**YOUR TASK**: Copy out all of the data exactly as it appears.

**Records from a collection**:
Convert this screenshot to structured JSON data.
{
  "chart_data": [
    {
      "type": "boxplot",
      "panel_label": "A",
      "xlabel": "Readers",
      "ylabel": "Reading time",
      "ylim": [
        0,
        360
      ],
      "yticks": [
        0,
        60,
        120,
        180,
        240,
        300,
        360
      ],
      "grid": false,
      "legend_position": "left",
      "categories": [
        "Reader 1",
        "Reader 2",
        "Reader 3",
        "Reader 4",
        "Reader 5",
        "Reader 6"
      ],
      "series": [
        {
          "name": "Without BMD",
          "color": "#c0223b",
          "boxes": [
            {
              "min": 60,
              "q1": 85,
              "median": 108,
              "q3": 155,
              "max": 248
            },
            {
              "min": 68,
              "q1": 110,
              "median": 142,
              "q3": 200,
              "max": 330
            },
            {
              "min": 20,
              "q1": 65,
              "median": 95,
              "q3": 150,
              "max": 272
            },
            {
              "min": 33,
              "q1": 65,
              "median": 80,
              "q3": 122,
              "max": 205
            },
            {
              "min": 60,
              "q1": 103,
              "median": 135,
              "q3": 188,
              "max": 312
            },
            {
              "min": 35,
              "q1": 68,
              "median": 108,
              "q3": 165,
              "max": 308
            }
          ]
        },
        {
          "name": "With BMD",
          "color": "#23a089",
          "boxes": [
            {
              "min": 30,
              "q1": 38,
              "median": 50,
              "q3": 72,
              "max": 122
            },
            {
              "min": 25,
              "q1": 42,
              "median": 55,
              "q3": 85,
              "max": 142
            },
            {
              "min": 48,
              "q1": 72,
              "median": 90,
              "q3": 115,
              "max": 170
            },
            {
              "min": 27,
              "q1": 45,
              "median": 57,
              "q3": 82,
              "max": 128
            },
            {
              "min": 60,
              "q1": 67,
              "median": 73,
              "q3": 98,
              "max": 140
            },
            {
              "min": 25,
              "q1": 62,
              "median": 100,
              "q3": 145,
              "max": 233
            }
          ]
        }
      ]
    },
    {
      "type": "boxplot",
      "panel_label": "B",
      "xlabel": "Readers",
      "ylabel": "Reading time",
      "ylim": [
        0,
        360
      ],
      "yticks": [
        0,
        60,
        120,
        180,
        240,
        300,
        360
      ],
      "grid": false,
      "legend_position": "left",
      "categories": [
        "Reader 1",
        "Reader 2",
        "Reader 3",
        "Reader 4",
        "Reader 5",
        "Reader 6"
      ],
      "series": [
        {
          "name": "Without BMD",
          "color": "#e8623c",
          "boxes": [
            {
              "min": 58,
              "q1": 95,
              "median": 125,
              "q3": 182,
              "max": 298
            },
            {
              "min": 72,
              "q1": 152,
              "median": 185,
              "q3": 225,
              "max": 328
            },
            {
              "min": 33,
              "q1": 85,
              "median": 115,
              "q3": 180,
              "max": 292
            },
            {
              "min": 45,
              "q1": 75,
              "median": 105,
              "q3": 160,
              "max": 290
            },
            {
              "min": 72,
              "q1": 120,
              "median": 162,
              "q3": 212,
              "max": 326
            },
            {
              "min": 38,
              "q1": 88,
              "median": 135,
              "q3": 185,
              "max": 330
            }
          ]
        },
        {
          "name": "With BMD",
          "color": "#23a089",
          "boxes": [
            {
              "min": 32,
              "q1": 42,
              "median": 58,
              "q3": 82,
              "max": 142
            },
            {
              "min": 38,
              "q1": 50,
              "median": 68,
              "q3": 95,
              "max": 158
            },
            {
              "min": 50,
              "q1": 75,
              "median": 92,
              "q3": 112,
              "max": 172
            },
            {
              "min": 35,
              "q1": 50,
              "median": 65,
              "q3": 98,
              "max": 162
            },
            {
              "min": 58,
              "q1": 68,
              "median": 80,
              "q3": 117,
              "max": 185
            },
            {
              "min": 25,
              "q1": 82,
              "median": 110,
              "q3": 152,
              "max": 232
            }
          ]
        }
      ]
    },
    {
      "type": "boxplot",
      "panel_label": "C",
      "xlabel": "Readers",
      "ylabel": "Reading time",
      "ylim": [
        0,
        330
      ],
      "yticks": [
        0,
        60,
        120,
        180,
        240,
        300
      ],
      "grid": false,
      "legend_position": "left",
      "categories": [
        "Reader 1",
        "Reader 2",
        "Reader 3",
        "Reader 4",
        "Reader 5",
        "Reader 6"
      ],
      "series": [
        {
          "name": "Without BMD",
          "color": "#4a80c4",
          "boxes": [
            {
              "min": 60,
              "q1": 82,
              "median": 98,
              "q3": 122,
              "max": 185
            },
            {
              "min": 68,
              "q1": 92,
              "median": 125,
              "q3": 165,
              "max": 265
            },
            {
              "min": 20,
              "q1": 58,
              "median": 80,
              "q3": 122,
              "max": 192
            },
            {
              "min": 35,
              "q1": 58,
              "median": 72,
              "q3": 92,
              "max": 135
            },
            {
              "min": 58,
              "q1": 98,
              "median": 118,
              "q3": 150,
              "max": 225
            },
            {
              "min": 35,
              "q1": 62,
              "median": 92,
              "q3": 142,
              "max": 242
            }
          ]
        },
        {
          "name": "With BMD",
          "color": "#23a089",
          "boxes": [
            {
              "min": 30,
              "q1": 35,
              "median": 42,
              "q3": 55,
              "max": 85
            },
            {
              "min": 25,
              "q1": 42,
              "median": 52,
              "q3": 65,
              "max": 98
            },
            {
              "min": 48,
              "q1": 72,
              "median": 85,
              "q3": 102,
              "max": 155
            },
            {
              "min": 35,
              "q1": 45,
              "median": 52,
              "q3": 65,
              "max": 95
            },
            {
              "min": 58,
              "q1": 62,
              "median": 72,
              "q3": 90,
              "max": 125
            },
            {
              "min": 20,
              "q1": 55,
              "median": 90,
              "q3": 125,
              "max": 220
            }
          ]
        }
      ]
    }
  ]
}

**FULL RESPONSE**:
Convert this screenshot to structured JSON data.
{
  "chart_data": [
    {
      "type": "boxplot",
      "panel_label": "A",
      "xlabel": "Readers",
      "ylabel": "Reading time",
      "ylim": [
        0,
        360
      ],
      "yticks": [
        0,
        60,
        120,
        180,
        240,
        300,
        360
      ],
      "grid": false,
      "legend_position": "left",
      "categories": [
        "Reader 1",
        "Reader 2",
        "Reader 3",
        "Reader 4",
        "Reader 5",
        "Reader 6"
      ],
      "series": [
        {
          "name": "Without BMD",
          "color": "#c0223b",
          "boxes": [
            {
              "min": 60,
              "q1": 85,
              "median": 108,
              "q3": 155,
              "max": 248
            },
            {
              "min": 68,
              "q1": 110,
              "median": 142,
              "q3": 200,
              "max": 330
            },
            {
              "min": 20,
              "q1": 65,
              "median": 95,
              "q3": 150,
              "max": 272
            },
            {
              "min": 33,
              "q1": 65,
              "median": 80,
              "q3": 122,
              "max": 205
            },
            {
              "min": 60,
              "q1": 103,
              "median": 135,
              "q3": 188,
              "max": 312
            },
            {
              "min": 35,
              "q1": 68,
              "median": 108,
              "q3": 165,
              "max": 308
            }
          ]
        },
        {
          "name": "With BMD",
          "color": "#23a089",
          "boxes": [
            {
              "min": 30,
              "q1": 38,
              "median": 50,
              "q3": 72,
              "max": 122
            },
            {
              "min": 25,
              "q1": 42,
              "median": 55,
              "q3": 85,
              "max": 142
            },
            {
              "min": 48,
              "q1": 72,
              "median": 90,
              "q3": 115,
              "max": 170
            },
            {
              "min": 27,
              "q1": 45,
              "median": 57,
              "q3": 82,
              "max": 128
            },
            {
              "min": 60,
              "q1": 67,
              "median": 73,
              "q3": 98,
              "max": 140
            },
            {
              "min": 25,
              "q1": 62,
              "median": 100,
              "q3": 145,
              "max": 233
            }
          ]
        }
      ]
    },
    {
      "type": "boxplot",
      "panel_label": "B",
      "xlabel": "Readers",
      "ylabel": "Reading time",
      "ylim": [
        0,
        360
      ],
      "yticks": [
        0,
        60,
        120,
        180,
        240,
        300,
        360
      ],
      "grid": false,
      "legend_position": "left",
      "categories": [
        "Reader 1",
        "Reader 2",
        "Reader 3",
        "Reader 4",
        "Reader 5",
        "Reader 6"
      ],
      "series": [
        {
          "name": "Without BMD",
          "color": "#e8623c",
          "boxes": [
            {
              "min": 58,
              "q1": 95,
              "median": 125,
              "q3": 182,
              "max": 298
            },
            {
              "min": 72,
              "q1": 152,
              "median": 185,
              "q3": 225,
              "max": 328
            },
            {
              "min": 33,
              "q1": 85,
              "median": 115,
              "q3": 180,
              "max": 292
            },
            {
              "min": 45,
              "q1": 75,
              "median": 105,
              "q3": 160,
              "max": 290
            },
            {
              "min": 72,
              "q1": 120,
              "median": 162,
              "q3": 212,
              "max": 326
            },
            {
              "min": 38,
              "q1": 88,
              "median": 135,
              "q3": 185,
              "max": 330
            }
          ]
        },
        {
          "name": "With BMD",
          "color": "#23a089",
          "boxes": [
            {
              "min": 32,
              "q1": 42,
              "median": 58,
              "q3": 82,
              "max": 142
            },
            {
              "min": 38,
              "q1": 50,
              "median": 68,
              "q3": 95,
              "max": 158
            },
            {
              "min": 50,
              "q1": 75,
              "median": 92,
              "q3": 112,
              "max": 172
            },
            {
              "min": 35,
              "q1": 50,
              "median": 65,
              "q3": 98,
              "max": 162
            },
            {
              "min": 58,
              "q1": 68,
              "median": 80,
              "q3": 117,
              "max": 185
            },
            {
              "min": 25,
              "q1": 82,
              "median": 110,
              "q3": 152,
              "max": 232
            }
          ]
        }
      ]
    },
    {
      "type": "boxplot",
      "panel_label": "C",
      "xlabel": "Readers",
      "ylabel": "Reading time",
      "ylim": [
        0,
        330
      ],
      "yticks": [
        0,
        60,
        120,
        180,
        240,
        300
      ],
      "grid": false,
      "legend_position": "left",
      "categories": [
        "Reader 1",
        "Reader 2",
        "Reader 3",
        "Reader 4",
        "Reader 5",
        "Reader 6"
      ],
      "series": [
        {
          "name": "Without BMD",
          "color": "#4a80c4",
          "boxes": [
            {
              "min": 60,
              "q1": 82,
              "median": 98,
              "q3": 122,
              "max": 185
            },
            {
              "min": 68,
              "q1": 92,
              "median": 125,
              "q3": 165,
              "max": 265
            },
            {
              "min": 20,
              "q1": 58,
              "median": 80,
              "q3": 122,
              "max": 192
            },
            {
              "min": 35,
              "q1": 58,
              "median": 72,
              "q3": 92,
              "max": 135
            },
            {
              "min": 58,
              "q1": 98,
              "median": 118,
              "q3": 150,
              "max": 225
            },
            {
              "min": 35,
              "q1": 62,
              "median": 92,
              "q3": 142,
              "max": 242
            }
          ]
        },
        {
          "name": "With BMD",
          "color": "#23a089",
          "boxes": [
            {
              "min": 30,
              "q1": 35,
              "median": 42,
              "q3": 55,
              "max": 85
            },
            {
              "min": 25,
              "q1": 42,
              "median": 52,
              "q3": 65,
              "max": 98
            },
            {
              "min": 48,
              "q1": 72,
              "median": 85,
              "q3": 102,
              "max": 155
            },
            {
              "min": 35,
              "q1": 45,
              "median": 52,
              "q3": 65,
              "max": 95
            },
            {
              "min": 58,
              "q1": 62,
              "median": 72,
              "q3": 90,
              "max": 125
            },
            {
              "min": 20,
              "q1": 55,
              "median": 90,
              "q3": 125,
              "max": 220
            }
          ]
        }
      ]
    }
  ]
}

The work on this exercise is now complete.